Selected text:

It would appear that this problematic novel is once again a fave.

So. I obtained the twilight saga: white collection yesterday – thank you, Joe! – and I have already finished he first book. And I… loved it.

Now, this could be for many reasons. Reading this after ten years was like hugging my mom after having been abroad for months. I knew almost every line and remembered how I felt when I first read it, and what a comfort it was to me during those wretched middle school years. Photo credit for the featured image is by Kate, by the way, and that’s me in prime Twilight years.

But also, bits of Twilight surprised me. I fed myself a narrative about these books over all these years – that they were unhealthy, unfeminist, and unexciting. That’s partly true. And I’m not saying that they’re not hugely problematic and that they shouldn’t be discussed as such after reading.

As Jen Campbell, an author whom I greatly admire, has said – and I’m heavily paraphrasing so check out her YouTube channel so you don’t get the wrong idea from me – you can like things that are problematic. Feelings are kind of hard to control; you are allowed to feel your feelings. But you just have to be able to understand and discuss the parts that are problematic.

I’ve definitely distanced myself from Twilight in the past ten years, partially because the people that I most admire in my life have teased me about how inordinately obsessed I was. And this is dark, but… at least for a while I was obsessed with this, instead of self-mutilation.

Annotated region listings:
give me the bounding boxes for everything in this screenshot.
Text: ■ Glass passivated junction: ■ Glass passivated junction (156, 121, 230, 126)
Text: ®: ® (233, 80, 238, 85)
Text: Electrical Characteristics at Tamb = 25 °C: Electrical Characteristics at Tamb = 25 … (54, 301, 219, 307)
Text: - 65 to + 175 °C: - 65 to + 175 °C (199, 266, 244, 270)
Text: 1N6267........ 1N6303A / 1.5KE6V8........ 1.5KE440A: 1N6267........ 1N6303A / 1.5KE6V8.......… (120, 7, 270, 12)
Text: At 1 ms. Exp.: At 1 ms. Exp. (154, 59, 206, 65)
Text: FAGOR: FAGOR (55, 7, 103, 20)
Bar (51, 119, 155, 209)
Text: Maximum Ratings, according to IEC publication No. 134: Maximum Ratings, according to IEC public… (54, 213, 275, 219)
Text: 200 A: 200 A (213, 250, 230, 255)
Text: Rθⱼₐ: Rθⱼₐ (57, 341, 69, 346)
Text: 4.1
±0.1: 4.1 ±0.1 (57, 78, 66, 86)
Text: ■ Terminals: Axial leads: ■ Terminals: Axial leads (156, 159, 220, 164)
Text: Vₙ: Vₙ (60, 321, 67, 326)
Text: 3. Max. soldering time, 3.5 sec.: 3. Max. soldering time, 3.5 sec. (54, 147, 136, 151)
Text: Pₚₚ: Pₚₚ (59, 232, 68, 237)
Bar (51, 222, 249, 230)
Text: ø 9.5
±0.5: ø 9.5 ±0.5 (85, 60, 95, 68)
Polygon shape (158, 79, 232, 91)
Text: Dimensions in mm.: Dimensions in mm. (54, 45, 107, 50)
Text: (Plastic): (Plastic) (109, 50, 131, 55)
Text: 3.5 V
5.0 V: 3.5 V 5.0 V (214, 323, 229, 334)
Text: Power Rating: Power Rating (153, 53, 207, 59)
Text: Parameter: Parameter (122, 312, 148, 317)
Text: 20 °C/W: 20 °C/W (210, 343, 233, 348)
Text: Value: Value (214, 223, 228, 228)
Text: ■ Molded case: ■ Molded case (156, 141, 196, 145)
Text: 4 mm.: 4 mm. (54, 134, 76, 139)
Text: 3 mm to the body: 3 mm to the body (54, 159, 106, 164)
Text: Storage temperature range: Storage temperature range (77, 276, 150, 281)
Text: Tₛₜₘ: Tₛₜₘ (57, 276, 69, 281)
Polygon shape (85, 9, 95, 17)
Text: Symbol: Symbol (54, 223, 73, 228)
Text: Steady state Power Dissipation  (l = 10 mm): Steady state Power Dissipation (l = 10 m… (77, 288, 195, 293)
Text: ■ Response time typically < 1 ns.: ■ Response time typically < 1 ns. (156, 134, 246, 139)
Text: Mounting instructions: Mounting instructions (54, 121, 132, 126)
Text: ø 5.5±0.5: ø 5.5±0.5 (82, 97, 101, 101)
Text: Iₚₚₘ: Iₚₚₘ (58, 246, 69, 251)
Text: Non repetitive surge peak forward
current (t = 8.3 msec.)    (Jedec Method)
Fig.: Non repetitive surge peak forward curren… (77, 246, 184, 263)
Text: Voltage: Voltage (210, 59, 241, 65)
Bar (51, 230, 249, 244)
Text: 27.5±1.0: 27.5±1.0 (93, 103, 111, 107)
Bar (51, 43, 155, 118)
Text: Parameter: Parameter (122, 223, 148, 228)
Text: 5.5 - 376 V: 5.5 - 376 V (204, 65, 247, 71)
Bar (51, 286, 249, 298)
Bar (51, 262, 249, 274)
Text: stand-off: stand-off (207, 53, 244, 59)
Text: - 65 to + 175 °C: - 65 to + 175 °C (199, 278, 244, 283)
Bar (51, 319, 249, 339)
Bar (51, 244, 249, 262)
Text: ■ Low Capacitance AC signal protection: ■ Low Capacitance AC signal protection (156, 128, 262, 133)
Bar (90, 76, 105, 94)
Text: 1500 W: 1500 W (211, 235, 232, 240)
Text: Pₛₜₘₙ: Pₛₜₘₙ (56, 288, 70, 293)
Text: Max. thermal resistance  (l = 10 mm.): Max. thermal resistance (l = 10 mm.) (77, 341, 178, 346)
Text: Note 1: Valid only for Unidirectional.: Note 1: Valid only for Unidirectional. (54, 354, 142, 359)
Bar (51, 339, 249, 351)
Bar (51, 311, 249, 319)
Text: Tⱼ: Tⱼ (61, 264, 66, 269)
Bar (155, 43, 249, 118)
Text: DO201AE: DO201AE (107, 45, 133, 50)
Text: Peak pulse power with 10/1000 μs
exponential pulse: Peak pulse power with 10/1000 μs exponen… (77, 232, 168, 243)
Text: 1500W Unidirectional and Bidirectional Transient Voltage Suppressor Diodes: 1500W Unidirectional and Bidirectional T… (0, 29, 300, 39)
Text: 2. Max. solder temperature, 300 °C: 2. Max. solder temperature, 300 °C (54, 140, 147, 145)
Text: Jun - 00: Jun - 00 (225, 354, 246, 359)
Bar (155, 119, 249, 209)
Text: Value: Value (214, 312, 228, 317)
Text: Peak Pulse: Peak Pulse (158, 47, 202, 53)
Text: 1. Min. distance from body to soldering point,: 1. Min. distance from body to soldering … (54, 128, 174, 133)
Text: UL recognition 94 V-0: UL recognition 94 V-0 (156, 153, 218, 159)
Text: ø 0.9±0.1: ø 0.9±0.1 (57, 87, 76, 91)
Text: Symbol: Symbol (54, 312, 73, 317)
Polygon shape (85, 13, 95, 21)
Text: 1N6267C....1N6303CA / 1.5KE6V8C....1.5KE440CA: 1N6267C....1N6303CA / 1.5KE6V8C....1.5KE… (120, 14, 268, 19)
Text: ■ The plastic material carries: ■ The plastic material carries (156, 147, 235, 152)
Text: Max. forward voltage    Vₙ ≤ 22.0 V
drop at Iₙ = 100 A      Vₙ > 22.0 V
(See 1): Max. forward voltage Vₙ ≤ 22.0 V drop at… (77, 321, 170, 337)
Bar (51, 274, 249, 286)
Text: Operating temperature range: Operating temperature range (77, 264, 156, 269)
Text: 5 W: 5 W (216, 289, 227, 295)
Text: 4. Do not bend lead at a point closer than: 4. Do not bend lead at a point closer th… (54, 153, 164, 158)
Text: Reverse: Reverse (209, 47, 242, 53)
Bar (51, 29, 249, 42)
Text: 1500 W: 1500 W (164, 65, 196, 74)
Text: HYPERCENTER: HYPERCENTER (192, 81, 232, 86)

Objectives:
1. Copy the passage of the Twilight post starting at "But also, bits" and ending at "parts that are problematic.", with both ends included.
2. Repeat the listings word for word, starting at their very first line and ending at the line that contains "Text: ø 5.5±0.5: ø 5.5±0.5 (82, 97, 101, 101)", including that line.

Solved tasks:
1.
But also, bits of Twilight surprised me. I fed myself a narrative about these books over all these years – that they were unhealthy, unfeminist, and unexciting. That’s partly true. And I’m not saying that they’re not hugely problematic and that they shouldn’t be discussed as such after reading.

As Jen Campbell, an author whom I greatly admire, has said – and I’m heavily paraphrasing so check out her YouTube channel so you don’t get the wrong idea from me – you can like things that are problematic. Feelings are kind of hard to control; you are allowed to feel your feelings. But you just have to be able to understand and discuss the parts that are problematic.

2.
give me the bounding boxes for everything in this screenshot.
Text: ■ Glass passivated junction: ■ Glass passivated junction (156, 121, 230, 126)
Text: ®: ® (233, 80, 238, 85)
Text: Electrical Characteristics at Tamb = 25 °C: Electrical Characteristics at Tamb = 25 … (54, 301, 219, 307)
Text: - 65 to + 175 °C: - 65 to + 175 °C (199, 266, 244, 270)
Text: 1N6267........ 1N6303A / 1.5KE6V8........ 1.5KE440A: 1N6267........ 1N6303A / 1.5KE6V8.......… (120, 7, 270, 12)
Text: At 1 ms. Exp.: At 1 ms. Exp. (154, 59, 206, 65)
Text: FAGOR: FAGOR (55, 7, 103, 20)
Bar (51, 119, 155, 209)
Text: Maximum Ratings, according to IEC publication No. 134: Maximum Ratings, according to IEC public… (54, 213, 275, 219)
Text: 200 A: 200 A (213, 250, 230, 255)
Text: Rθⱼₐ: Rθⱼₐ (57, 341, 69, 346)
Text: 4.1
±0.1: 4.1 ±0.1 (57, 78, 66, 86)
Text: ■ Terminals: Axial leads: ■ Terminals: Axial leads (156, 159, 220, 164)
Text: Vₙ: Vₙ (60, 321, 67, 326)
Text: 3. Max. soldering time, 3.5 sec.: 3. Max. soldering time, 3.5 sec. (54, 147, 136, 151)
Text: Pₚₚ: Pₚₚ (59, 232, 68, 237)
Bar (51, 222, 249, 230)
Text: ø 9.5
±0.5: ø 9.5 ±0.5 (85, 60, 95, 68)
Polygon shape (158, 79, 232, 91)
Text: Dimensions in mm.: Dimensions in mm. (54, 45, 107, 50)
Text: (Plastic): (Plastic) (109, 50, 131, 55)
Text: 3.5 V
5.0 V: 3.5 V 5.0 V (214, 323, 229, 334)
Text: Power Rating: Power Rating (153, 53, 207, 59)
Text: Parameter: Parameter (122, 312, 148, 317)
Text: 20 °C/W: 20 °C/W (210, 343, 233, 348)
Text: Value: Value (214, 223, 228, 228)
Text: ■ Molded case: ■ Molded case (156, 141, 196, 145)
Text: 4 mm.: 4 mm. (54, 134, 76, 139)
Text: 3 mm to the body: 3 mm to the body (54, 159, 106, 164)
Text: Storage temperature range: Storage temperature range (77, 276, 150, 281)
Text: Tₛₜₘ: Tₛₜₘ (57, 276, 69, 281)
Polygon shape (85, 9, 95, 17)
Text: Symbol: Symbol (54, 223, 73, 228)
Text: Steady state Power Dissipation  (l = 10 mm): Steady state Power Dissipation (l = 10 m… (77, 288, 195, 293)
Text: ■ Response time typically < 1 ns.: ■ Response time typically < 1 ns. (156, 134, 246, 139)
Text: Mounting instructions: Mounting instructions (54, 121, 132, 126)
Text: ø 5.5±0.5: ø 5.5±0.5 (82, 97, 101, 101)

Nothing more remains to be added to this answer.